* _INSTRUCTIONS TO FOLLOW_:
Copy out the lines from the one containing "Segment this screenshot: for" through the one containing "For 23 of the", both included, with nothing changed.

┄┄┄┄┄┄

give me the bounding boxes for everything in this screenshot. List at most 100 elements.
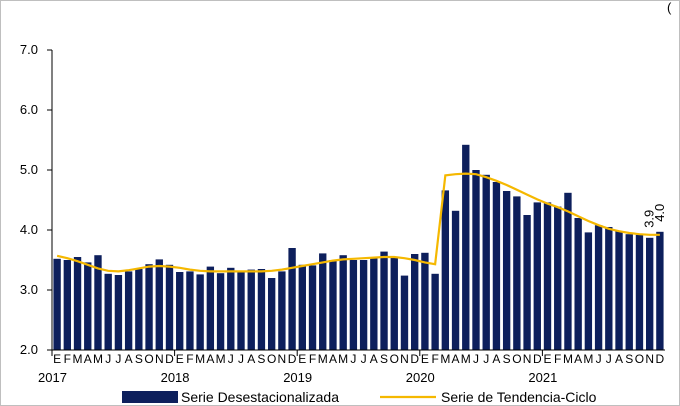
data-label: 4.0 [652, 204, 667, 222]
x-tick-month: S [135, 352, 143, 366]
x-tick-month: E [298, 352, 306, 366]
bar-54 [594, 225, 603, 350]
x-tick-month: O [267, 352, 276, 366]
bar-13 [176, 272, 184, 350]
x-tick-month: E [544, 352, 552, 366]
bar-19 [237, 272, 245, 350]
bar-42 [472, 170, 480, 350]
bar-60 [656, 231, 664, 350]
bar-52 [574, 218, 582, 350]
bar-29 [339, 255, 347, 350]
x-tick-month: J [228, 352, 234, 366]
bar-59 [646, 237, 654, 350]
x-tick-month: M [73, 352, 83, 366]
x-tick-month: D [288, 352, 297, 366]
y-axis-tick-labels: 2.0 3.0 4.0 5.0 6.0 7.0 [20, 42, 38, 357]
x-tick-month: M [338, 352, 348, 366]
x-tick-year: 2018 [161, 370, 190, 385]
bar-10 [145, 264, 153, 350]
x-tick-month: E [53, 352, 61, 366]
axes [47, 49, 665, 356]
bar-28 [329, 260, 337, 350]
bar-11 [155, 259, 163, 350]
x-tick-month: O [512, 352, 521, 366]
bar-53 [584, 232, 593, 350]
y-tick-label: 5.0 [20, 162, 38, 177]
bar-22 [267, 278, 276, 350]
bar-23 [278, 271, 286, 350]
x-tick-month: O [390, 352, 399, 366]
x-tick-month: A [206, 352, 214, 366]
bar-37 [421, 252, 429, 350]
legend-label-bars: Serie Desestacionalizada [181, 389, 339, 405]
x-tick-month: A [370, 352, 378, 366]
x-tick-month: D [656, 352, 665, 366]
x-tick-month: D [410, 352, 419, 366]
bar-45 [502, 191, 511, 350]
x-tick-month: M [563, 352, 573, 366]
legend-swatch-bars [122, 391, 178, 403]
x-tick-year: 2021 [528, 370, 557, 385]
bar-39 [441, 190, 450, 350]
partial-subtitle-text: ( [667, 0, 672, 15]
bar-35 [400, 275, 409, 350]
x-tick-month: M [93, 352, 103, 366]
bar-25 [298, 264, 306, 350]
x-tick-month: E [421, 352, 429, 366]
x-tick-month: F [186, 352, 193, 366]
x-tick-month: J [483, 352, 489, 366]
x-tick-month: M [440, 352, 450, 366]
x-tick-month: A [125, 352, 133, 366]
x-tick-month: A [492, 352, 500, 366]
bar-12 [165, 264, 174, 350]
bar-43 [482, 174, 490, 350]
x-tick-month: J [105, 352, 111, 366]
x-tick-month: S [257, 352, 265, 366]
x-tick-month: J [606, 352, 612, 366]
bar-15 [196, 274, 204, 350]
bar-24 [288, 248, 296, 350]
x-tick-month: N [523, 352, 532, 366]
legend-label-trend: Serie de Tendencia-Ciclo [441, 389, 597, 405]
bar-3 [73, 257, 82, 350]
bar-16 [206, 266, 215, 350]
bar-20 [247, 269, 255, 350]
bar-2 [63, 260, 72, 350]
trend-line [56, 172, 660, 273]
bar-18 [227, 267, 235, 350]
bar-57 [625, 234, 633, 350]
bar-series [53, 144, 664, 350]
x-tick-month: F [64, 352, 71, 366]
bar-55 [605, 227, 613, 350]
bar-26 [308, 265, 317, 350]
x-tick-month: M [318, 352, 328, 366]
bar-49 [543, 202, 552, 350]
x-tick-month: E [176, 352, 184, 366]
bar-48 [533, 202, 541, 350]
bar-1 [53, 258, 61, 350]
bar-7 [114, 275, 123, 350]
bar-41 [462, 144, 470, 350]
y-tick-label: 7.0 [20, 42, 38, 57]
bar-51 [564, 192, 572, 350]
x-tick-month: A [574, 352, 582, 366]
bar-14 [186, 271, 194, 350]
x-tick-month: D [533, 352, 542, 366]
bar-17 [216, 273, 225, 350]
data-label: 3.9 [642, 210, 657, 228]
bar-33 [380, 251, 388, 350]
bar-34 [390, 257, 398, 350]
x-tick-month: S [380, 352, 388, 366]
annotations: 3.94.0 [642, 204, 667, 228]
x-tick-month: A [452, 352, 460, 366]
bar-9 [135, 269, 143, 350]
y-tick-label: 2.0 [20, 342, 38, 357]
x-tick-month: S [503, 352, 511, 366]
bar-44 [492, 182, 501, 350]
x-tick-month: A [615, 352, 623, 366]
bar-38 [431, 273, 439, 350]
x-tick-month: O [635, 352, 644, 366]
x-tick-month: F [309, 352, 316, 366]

┄┄┄┄┄┄

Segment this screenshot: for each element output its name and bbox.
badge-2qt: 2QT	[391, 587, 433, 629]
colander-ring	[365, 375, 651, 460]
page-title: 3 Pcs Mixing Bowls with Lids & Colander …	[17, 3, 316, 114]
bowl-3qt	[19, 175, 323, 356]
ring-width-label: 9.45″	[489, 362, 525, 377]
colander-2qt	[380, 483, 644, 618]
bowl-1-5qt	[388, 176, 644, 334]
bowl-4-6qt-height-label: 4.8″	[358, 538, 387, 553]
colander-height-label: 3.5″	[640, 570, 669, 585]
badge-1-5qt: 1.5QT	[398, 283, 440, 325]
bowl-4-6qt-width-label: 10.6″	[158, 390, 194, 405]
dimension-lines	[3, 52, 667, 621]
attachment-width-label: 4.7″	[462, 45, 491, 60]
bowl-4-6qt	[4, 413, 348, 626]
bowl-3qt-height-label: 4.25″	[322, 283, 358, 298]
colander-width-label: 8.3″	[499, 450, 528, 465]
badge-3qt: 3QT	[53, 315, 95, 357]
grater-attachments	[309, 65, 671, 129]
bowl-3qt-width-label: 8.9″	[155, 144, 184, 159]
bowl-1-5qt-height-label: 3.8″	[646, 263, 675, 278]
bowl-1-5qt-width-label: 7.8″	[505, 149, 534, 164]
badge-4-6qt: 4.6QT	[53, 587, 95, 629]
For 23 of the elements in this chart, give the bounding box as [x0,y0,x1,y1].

┄┄┄┄┄┄

* _FINISHED TASK_:
Segment this screenshot: for each element output its name and bbox.
badge-2qt: 2QT	[391, 587, 433, 629]
colander-ring	[365, 375, 651, 460]
page-title: 3 Pcs Mixing Bowls with Lids & Colander …	[17, 3, 316, 114]
bowl-3qt	[19, 175, 323, 356]
ring-width-label: 9.45″	[489, 362, 525, 377]
colander-2qt	[380, 483, 644, 618]
bowl-1-5qt	[388, 176, 644, 334]
bowl-4-6qt-height-label: 4.8″	[358, 538, 387, 553]
colander-height-label: 3.5″	[640, 570, 669, 585]
badge-1-5qt: 1.5QT	[398, 283, 440, 325]
bowl-4-6qt-width-label: 10.6″	[158, 390, 194, 405]
dimension-lines	[3, 52, 667, 621]
attachment-width-label: 4.7″	[462, 45, 491, 60]
bowl-4-6qt	[4, 413, 348, 626]
bowl-3qt-height-label: 4.25″	[322, 283, 358, 298]
colander-width-label: 8.3″	[499, 450, 528, 465]
badge-3qt: 3QT	[53, 315, 95, 357]
grater-attachments	[309, 65, 671, 129]
bowl-3qt-width-label: 8.9″	[155, 144, 184, 159]
bowl-1-5qt-height-label: 3.8″	[646, 263, 675, 278]
bowl-1-5qt-width-label: 7.8″	[505, 149, 534, 164]
badge-4-6qt: 4.6QT	[53, 587, 95, 629]
For 23 of the elements in this chart, give the bounding box as [x0,y0,x1,y1].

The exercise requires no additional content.